>> begin Records for the exercise

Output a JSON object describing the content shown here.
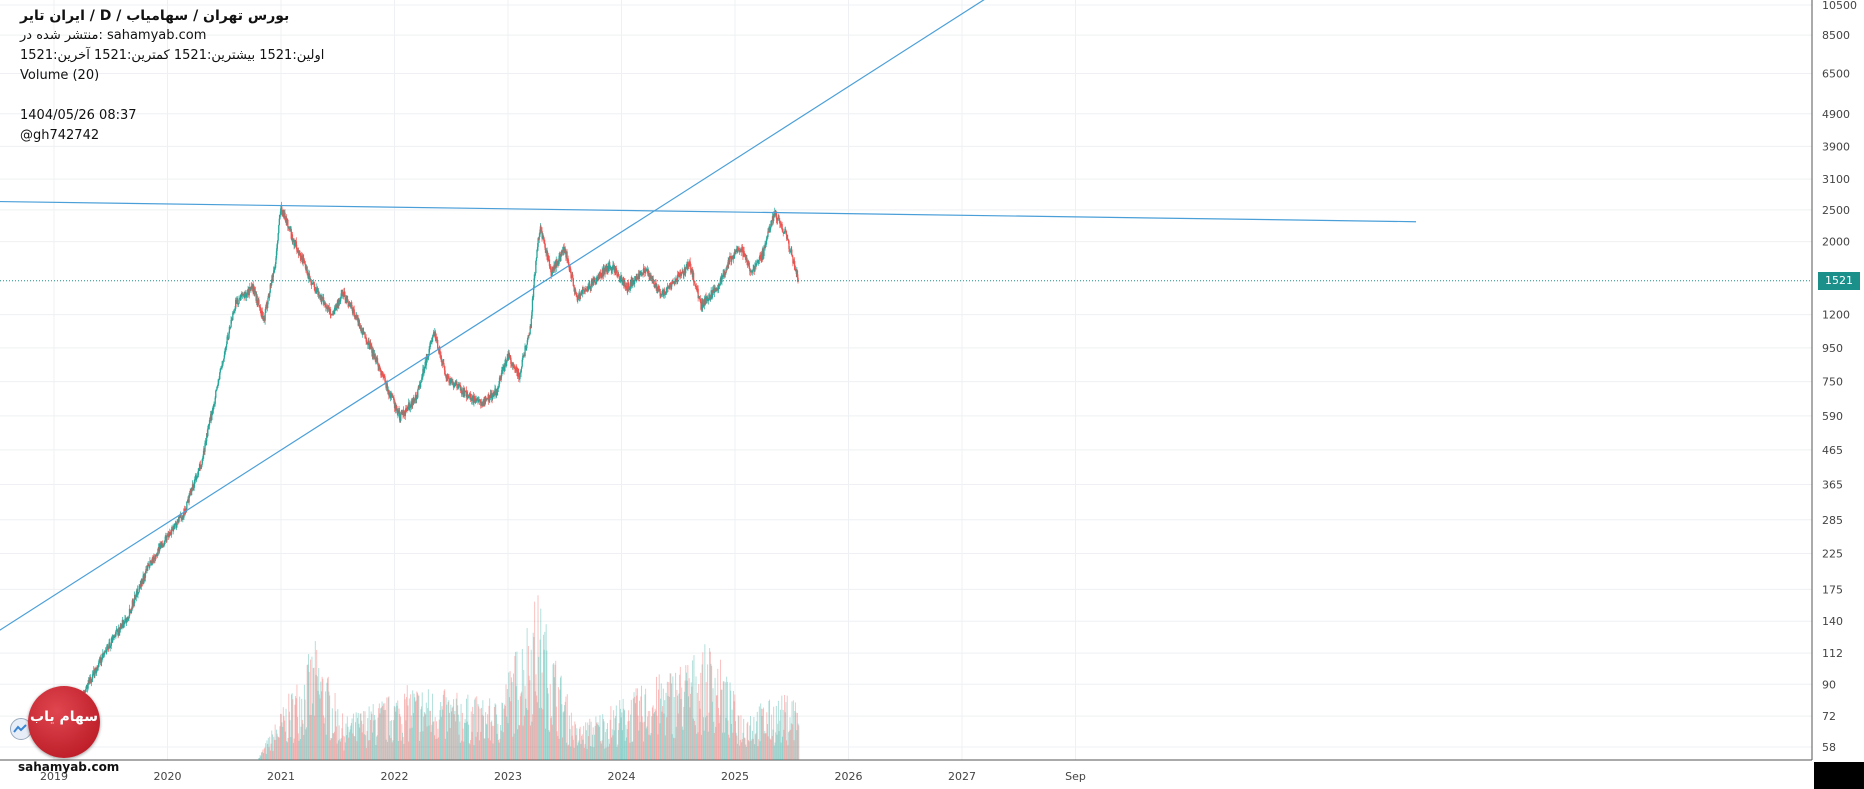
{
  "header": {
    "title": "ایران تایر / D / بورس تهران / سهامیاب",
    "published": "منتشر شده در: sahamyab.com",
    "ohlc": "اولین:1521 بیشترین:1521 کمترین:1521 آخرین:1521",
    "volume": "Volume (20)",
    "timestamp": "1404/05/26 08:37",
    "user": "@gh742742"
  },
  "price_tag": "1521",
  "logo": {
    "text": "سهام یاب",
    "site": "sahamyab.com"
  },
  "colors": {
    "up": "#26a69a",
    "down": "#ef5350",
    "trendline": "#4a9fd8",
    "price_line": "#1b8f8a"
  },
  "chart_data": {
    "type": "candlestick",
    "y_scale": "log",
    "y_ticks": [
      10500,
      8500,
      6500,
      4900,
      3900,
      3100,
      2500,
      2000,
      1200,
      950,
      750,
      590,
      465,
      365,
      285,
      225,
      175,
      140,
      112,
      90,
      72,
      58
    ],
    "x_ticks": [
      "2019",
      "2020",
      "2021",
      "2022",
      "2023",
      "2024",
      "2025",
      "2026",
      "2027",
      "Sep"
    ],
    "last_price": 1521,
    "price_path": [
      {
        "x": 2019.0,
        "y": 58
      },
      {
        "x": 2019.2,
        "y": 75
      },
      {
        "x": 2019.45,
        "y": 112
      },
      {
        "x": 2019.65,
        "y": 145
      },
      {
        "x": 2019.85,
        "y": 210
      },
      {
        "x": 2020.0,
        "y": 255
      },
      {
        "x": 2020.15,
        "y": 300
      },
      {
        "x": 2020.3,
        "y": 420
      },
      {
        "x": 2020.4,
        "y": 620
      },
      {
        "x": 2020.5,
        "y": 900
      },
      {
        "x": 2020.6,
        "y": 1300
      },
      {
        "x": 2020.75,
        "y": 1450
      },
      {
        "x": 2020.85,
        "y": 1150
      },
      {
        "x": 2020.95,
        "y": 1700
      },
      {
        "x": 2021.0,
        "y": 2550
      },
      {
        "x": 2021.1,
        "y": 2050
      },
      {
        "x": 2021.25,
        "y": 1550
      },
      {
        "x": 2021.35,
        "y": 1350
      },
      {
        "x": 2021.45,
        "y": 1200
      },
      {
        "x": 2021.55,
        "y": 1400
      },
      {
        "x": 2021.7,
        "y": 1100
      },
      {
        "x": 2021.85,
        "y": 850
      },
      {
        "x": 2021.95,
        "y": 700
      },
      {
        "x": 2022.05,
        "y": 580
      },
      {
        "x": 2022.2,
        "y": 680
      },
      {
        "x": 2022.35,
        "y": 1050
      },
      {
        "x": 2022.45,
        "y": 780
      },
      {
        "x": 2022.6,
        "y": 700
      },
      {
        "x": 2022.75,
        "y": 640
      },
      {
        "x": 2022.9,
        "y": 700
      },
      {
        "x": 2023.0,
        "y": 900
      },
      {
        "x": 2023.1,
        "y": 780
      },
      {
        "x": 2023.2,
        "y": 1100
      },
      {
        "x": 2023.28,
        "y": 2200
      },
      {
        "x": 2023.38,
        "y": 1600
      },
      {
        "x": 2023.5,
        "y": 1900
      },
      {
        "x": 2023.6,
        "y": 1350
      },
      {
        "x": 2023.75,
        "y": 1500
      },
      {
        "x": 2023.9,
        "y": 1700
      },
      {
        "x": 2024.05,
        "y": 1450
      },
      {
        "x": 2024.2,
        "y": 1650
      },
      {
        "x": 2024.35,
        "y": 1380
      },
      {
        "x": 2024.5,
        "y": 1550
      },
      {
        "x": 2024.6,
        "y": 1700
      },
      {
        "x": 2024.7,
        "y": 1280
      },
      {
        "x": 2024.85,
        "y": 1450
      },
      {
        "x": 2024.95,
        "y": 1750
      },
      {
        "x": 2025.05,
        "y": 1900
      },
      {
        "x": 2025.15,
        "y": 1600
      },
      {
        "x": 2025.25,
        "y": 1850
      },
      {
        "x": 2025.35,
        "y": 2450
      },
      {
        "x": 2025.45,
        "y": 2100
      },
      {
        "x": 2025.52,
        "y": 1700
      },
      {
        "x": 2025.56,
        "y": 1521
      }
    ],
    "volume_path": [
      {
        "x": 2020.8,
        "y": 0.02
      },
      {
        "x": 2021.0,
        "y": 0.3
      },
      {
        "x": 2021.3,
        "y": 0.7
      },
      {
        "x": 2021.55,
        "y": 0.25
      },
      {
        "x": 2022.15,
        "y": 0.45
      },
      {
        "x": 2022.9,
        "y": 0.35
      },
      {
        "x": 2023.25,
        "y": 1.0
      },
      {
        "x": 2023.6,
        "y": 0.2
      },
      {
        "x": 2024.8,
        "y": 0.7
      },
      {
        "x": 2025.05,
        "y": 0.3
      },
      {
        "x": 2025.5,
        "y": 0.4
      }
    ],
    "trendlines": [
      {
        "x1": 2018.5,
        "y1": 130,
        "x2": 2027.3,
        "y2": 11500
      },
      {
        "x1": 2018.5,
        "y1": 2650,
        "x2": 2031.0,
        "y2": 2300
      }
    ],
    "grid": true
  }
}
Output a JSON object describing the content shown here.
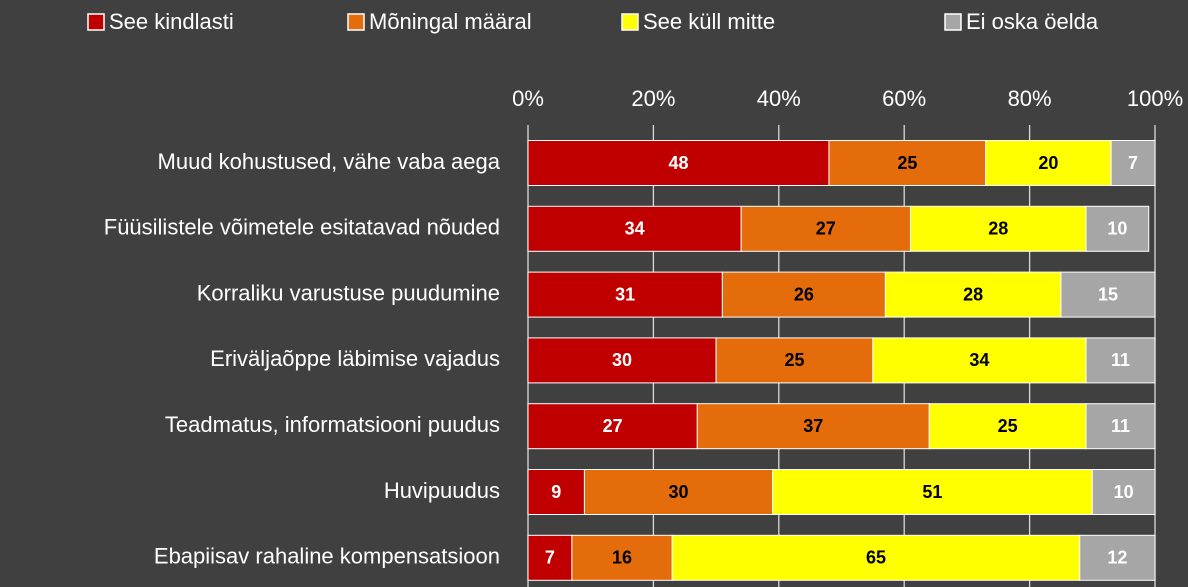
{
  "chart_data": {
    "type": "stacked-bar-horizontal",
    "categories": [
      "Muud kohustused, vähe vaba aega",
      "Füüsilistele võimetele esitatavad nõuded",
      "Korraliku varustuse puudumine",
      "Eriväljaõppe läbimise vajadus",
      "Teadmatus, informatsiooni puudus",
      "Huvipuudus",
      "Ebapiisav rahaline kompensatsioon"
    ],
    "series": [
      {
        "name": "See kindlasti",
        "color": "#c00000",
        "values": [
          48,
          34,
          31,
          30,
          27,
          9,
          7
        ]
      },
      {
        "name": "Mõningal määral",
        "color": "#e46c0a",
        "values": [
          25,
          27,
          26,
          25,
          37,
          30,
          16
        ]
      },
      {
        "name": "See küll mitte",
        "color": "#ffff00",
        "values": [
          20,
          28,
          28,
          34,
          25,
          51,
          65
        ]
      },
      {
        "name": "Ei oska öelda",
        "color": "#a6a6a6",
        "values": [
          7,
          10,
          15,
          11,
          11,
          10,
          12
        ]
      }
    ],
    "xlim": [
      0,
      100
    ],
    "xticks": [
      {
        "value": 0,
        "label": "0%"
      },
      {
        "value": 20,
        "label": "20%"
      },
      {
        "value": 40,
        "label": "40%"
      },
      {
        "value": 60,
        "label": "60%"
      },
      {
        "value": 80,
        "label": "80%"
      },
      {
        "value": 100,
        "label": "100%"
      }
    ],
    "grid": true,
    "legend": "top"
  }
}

>> end Records for the exercise

■ **Written instruction**: How many of the lines in the listing above hold the word "name"? Report only that figure.

■ **Expected answer**: 4